● **THE PROBLEM**:
Below are the records. Reproduce exactly the lines from the one containing "What's the underlying" through the final line, and omit any pictures.

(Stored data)
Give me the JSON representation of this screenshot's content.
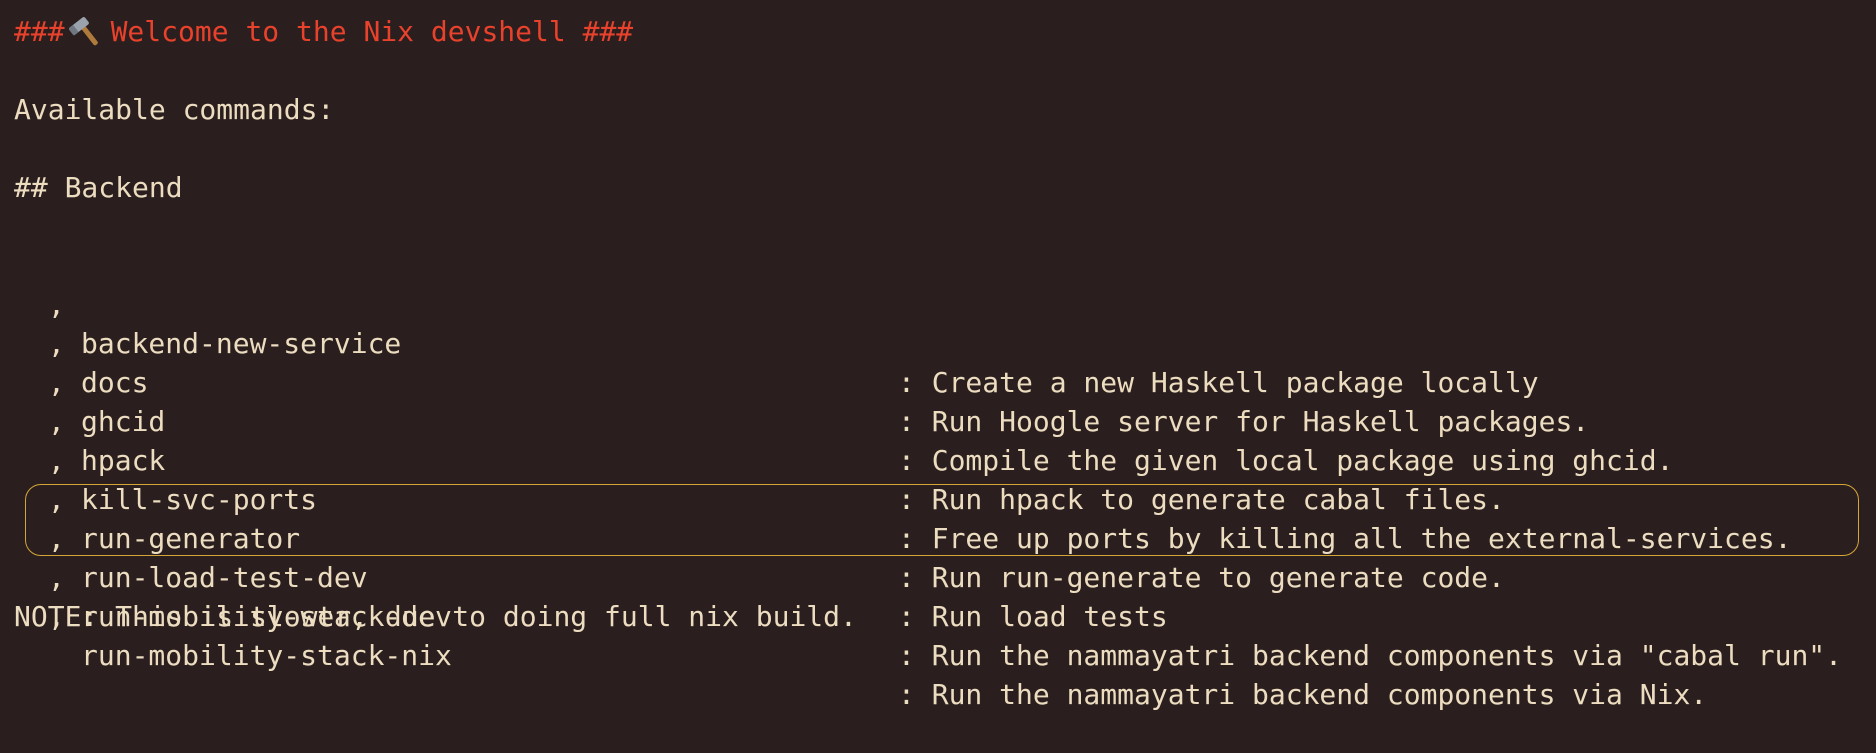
{
  "terminal": {
    "welcome_prefix": "###",
    "welcome_icon": "hammer-icon",
    "welcome_text": "Welcome to the Nix devshell ###",
    "available_commands": "Available commands:",
    "section_backend": "## Backend",
    "bullet": ",",
    "commands": [
      {
        "name": "backend-new-service",
        "desc": ": Create a new Haskell package locally"
      },
      {
        "name": "docs",
        "desc": ": Run Hoogle server for Haskell packages."
      },
      {
        "name": "ghcid",
        "desc": ": Compile the given local package using ghcid."
      },
      {
        "name": "hpack",
        "desc": ": Run hpack to generate cabal files."
      },
      {
        "name": "kill-svc-ports",
        "desc": ": Free up ports by killing all the external-services."
      },
      {
        "name": "run-generator",
        "desc": ": Run run-generate to generate code."
      },
      {
        "name": "run-load-test-dev",
        "desc": ": Run load tests"
      },
      {
        "name": "run-mobility-stack-dev",
        "desc": ": Run the nammayatri backend components via \"cabal run\"."
      },
      {
        "name": "run-mobility-stack-nix",
        "desc": ": Run the nammayatri backend components via Nix."
      }
    ],
    "note": "NOTE: This is slower, due to doing full nix build.",
    "colors": {
      "background": "#2a1f1e",
      "text": "#ecdcc0",
      "welcome": "#e8412c",
      "highlight": "#d4a637"
    }
  }
}
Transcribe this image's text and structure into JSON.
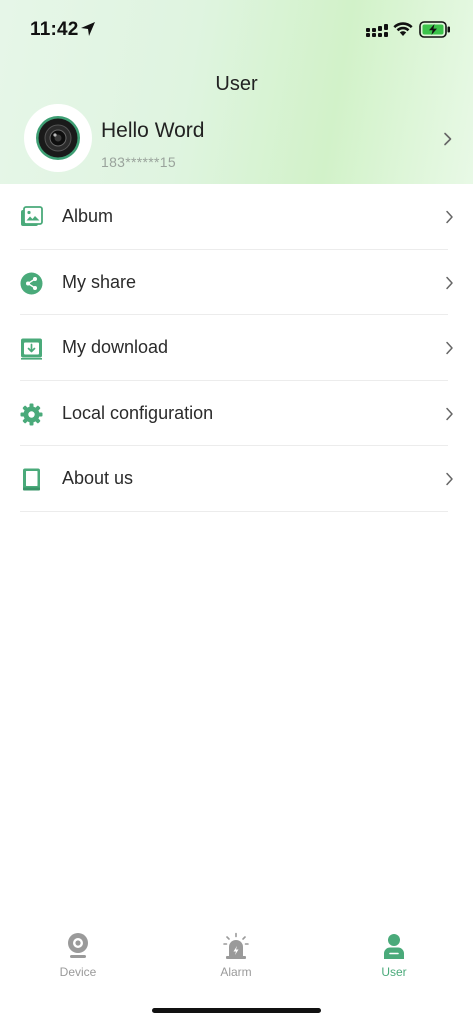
{
  "status_bar": {
    "time": "11:42",
    "icons": [
      "location-arrow-icon",
      "cellular-signal-icon",
      "wifi-icon",
      "battery-charging-icon"
    ]
  },
  "header": {
    "title": "User",
    "profile": {
      "name": "Hello Word",
      "phone": "183******15"
    }
  },
  "menu": {
    "items": [
      {
        "label": "Album",
        "icon": "album-icon"
      },
      {
        "label": "My share",
        "icon": "share-icon"
      },
      {
        "label": "My download",
        "icon": "download-icon"
      },
      {
        "label": "Local configuration",
        "icon": "gear-icon"
      },
      {
        "label": "About us",
        "icon": "book-icon"
      }
    ]
  },
  "tabbar": {
    "tabs": [
      {
        "label": "Device",
        "icon": "camera-icon",
        "active": false
      },
      {
        "label": "Alarm",
        "icon": "alarm-siren-icon",
        "active": false
      },
      {
        "label": "User",
        "icon": "user-icon",
        "active": true
      }
    ]
  },
  "colors": {
    "accent": "#4aaa7a",
    "inactive": "#9a9a9a",
    "header_gradient_start": "#e6f6e8",
    "header_gradient_end": "#d2f2c9"
  }
}
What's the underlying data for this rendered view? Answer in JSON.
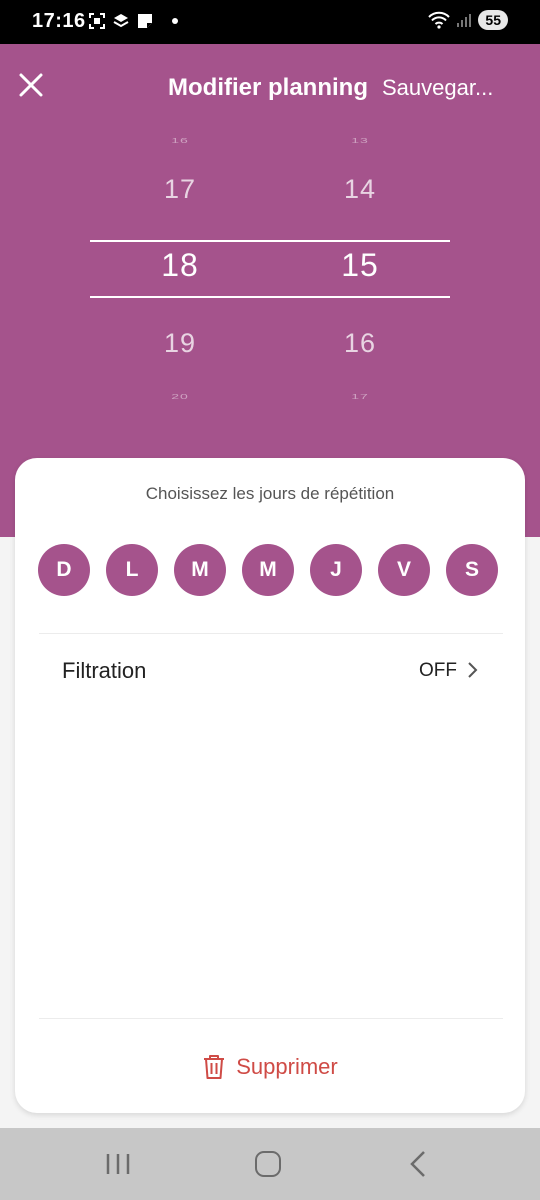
{
  "status_bar": {
    "time": "17:16",
    "battery": "55"
  },
  "header": {
    "title": "Modifier planning",
    "save_label": "Sauvegar..."
  },
  "picker": {
    "hours": [
      "16",
      "17",
      "18",
      "19",
      "20"
    ],
    "minutes": [
      "13",
      "14",
      "15",
      "16",
      "17"
    ]
  },
  "repeat": {
    "title": "Choisissez les jours de répétition",
    "days": [
      "D",
      "L",
      "M",
      "M",
      "J",
      "V",
      "S"
    ]
  },
  "filtration": {
    "label": "Filtration",
    "value": "OFF"
  },
  "delete_label": "Supprimer",
  "colors": {
    "accent": "#a5538c",
    "danger": "#cf4b46"
  }
}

● **REPLY TO THE EXERCISE**:
What's the underlying data for this rendered view? Answer in JSON.
{
  "status_bar": {
    "time": "17:16",
    "battery": "55"
  },
  "header": {
    "title": "Modifier planning",
    "save_label": "Sauvegar..."
  },
  "picker": {
    "hours": [
      "16",
      "17",
      "18",
      "19",
      "20"
    ],
    "minutes": [
      "13",
      "14",
      "15",
      "16",
      "17"
    ]
  },
  "repeat": {
    "title": "Choisissez les jours de répétition",
    "days": [
      "D",
      "L",
      "M",
      "M",
      "J",
      "V",
      "S"
    ]
  },
  "filtration": {
    "label": "Filtration",
    "value": "OFF"
  },
  "delete_label": "Supprimer",
  "colors": {
    "accent": "#a5538c",
    "danger": "#cf4b46"
  }
}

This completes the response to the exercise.